— Start of Records for the task —

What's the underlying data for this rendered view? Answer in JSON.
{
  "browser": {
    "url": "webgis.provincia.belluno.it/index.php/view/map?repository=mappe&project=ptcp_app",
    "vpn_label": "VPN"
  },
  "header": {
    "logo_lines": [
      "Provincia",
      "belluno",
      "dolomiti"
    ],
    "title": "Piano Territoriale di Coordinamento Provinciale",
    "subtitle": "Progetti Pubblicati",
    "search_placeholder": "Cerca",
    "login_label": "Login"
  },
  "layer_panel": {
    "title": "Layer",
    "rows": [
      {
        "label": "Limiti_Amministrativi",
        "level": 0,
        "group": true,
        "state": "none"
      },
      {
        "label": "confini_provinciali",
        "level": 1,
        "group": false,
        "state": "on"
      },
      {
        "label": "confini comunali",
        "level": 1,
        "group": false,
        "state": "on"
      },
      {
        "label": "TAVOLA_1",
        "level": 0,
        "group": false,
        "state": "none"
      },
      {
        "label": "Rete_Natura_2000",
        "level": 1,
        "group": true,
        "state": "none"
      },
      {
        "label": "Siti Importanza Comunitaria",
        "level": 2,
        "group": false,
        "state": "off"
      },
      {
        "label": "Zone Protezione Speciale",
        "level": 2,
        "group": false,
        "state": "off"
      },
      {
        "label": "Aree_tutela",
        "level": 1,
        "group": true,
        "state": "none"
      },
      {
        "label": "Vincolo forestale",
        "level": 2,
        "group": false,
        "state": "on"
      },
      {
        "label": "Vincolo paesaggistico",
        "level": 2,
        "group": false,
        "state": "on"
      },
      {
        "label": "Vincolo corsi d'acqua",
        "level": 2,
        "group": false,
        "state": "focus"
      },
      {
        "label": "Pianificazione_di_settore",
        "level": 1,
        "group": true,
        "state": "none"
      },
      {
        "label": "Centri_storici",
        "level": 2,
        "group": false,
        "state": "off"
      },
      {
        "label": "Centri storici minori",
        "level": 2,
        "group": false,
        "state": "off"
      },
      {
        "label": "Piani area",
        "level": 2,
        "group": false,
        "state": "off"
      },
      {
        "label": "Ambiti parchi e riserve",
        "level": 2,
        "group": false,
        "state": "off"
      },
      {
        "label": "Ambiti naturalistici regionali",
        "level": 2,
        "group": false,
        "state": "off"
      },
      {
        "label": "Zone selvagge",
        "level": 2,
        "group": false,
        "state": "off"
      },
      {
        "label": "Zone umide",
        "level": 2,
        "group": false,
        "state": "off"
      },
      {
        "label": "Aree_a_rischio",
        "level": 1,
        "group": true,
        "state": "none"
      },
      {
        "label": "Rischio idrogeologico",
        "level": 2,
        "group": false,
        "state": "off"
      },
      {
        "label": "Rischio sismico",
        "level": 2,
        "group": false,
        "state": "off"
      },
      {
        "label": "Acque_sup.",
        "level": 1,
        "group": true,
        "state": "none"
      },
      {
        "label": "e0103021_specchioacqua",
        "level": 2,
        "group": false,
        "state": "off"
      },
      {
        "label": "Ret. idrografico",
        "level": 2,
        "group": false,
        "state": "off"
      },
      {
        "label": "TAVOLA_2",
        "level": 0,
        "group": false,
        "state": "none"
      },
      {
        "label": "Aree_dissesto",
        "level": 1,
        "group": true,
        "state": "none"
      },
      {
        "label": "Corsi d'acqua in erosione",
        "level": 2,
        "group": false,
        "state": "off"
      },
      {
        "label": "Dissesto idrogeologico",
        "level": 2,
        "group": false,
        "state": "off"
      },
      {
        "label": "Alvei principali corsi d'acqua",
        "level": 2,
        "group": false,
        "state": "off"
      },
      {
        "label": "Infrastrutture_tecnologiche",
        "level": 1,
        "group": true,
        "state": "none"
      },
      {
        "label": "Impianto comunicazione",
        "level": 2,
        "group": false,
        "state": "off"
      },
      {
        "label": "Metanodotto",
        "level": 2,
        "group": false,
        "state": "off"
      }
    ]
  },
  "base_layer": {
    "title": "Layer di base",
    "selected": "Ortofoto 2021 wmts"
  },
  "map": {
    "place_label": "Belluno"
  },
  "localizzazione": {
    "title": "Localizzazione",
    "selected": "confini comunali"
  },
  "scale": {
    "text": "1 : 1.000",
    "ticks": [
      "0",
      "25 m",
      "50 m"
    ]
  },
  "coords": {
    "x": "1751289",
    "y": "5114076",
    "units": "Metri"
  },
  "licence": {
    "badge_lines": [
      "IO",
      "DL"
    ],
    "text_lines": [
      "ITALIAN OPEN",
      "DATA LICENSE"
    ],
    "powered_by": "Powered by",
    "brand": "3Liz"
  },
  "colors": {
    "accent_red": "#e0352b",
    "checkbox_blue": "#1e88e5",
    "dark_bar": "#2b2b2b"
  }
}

— End of Records for the task —

Write the material out exactly, with nothing left out.

What's the underlying data for this rendered view? Answer in JSON.
{
  "browser": {
    "url": "webgis.provincia.belluno.it/index.php/view/map?repository=mappe&project=ptcp_app",
    "vpn_label": "VPN"
  },
  "header": {
    "logo_lines": [
      "Provincia",
      "belluno",
      "dolomiti"
    ],
    "title": "Piano Territoriale di Coordinamento Provinciale",
    "subtitle": "Progetti Pubblicati",
    "search_placeholder": "Cerca",
    "login_label": "Login"
  },
  "layer_panel": {
    "title": "Layer",
    "rows": [
      {
        "label": "Limiti_Amministrativi",
        "level": 0,
        "group": true,
        "state": "none"
      },
      {
        "label": "confini_provinciali",
        "level": 1,
        "group": false,
        "state": "on"
      },
      {
        "label": "confini comunali",
        "level": 1,
        "group": false,
        "state": "on"
      },
      {
        "label": "TAVOLA_1",
        "level": 0,
        "group": false,
        "state": "none"
      },
      {
        "label": "Rete_Natura_2000",
        "level": 1,
        "group": true,
        "state": "none"
      },
      {
        "label": "Siti Importanza Comunitaria",
        "level": 2,
        "group": false,
        "state": "off"
      },
      {
        "label": "Zone Protezione Speciale",
        "level": 2,
        "group": false,
        "state": "off"
      },
      {
        "label": "Aree_tutela",
        "level": 1,
        "group": true,
        "state": "none"
      },
      {
        "label": "Vincolo forestale",
        "level": 2,
        "group": false,
        "state": "on"
      },
      {
        "label": "Vincolo paesaggistico",
        "level": 2,
        "group": false,
        "state": "on"
      },
      {
        "label": "Vincolo corsi d'acqua",
        "level": 2,
        "group": false,
        "state": "focus"
      },
      {
        "label": "Pianificazione_di_settore",
        "level": 1,
        "group": true,
        "state": "none"
      },
      {
        "label": "Centri_storici",
        "level": 2,
        "group": false,
        "state": "off"
      },
      {
        "label": "Centri storici minori",
        "level": 2,
        "group": false,
        "state": "off"
      },
      {
        "label": "Piani area",
        "level": 2,
        "group": false,
        "state": "off"
      },
      {
        "label": "Ambiti parchi e riserve",
        "level": 2,
        "group": false,
        "state": "off"
      },
      {
        "label": "Ambiti naturalistici regionali",
        "level": 2,
        "group": false,
        "state": "off"
      },
      {
        "label": "Zone selvagge",
        "level": 2,
        "group": false,
        "state": "off"
      },
      {
        "label": "Zone umide",
        "level": 2,
        "group": false,
        "state": "off"
      },
      {
        "label": "Aree_a_rischio",
        "level": 1,
        "group": true,
        "state": "none"
      },
      {
        "label": "Rischio idrogeologico",
        "level": 2,
        "group": false,
        "state": "off"
      },
      {
        "label": "Rischio sismico",
        "level": 2,
        "group": false,
        "state": "off"
      },
      {
        "label": "Acque_sup.",
        "level": 1,
        "group": true,
        "state": "none"
      },
      {
        "label": "e0103021_specchioacqua",
        "level": 2,
        "group": false,
        "state": "off"
      },
      {
        "label": "Ret. idrografico",
        "level": 2,
        "group": false,
        "state": "off"
      },
      {
        "label": "TAVOLA_2",
        "level": 0,
        "group": false,
        "state": "none"
      },
      {
        "label": "Aree_dissesto",
        "level": 1,
        "group": true,
        "state": "none"
      },
      {
        "label": "Corsi d'acqua in erosione",
        "level": 2,
        "group": false,
        "state": "off"
      },
      {
        "label": "Dissesto idrogeologico",
        "level": 2,
        "group": false,
        "state": "off"
      },
      {
        "label": "Alvei principali corsi d'acqua",
        "level": 2,
        "group": false,
        "state": "off"
      },
      {
        "label": "Infrastrutture_tecnologiche",
        "level": 1,
        "group": true,
        "state": "none"
      },
      {
        "label": "Impianto comunicazione",
        "level": 2,
        "group": false,
        "state": "off"
      },
      {
        "label": "Metanodotto",
        "level": 2,
        "group": false,
        "state": "off"
      }
    ]
  },
  "base_layer": {
    "title": "Layer di base",
    "selected": "Ortofoto 2021 wmts"
  },
  "map": {
    "place_label": "Belluno"
  },
  "localizzazione": {
    "title": "Localizzazione",
    "selected": "confini comunali"
  },
  "scale": {
    "text": "1 : 1.000",
    "ticks": [
      "0",
      "25 m",
      "50 m"
    ]
  },
  "coords": {
    "x": "1751289",
    "y": "5114076",
    "units": "Metri"
  },
  "licence": {
    "badge_lines": [
      "IO",
      "DL"
    ],
    "text_lines": [
      "ITALIAN OPEN",
      "DATA LICENSE"
    ],
    "powered_by": "Powered by",
    "brand": "3Liz"
  },
  "colors": {
    "accent_red": "#e0352b",
    "checkbox_blue": "#1e88e5",
    "dark_bar": "#2b2b2b"
  }
}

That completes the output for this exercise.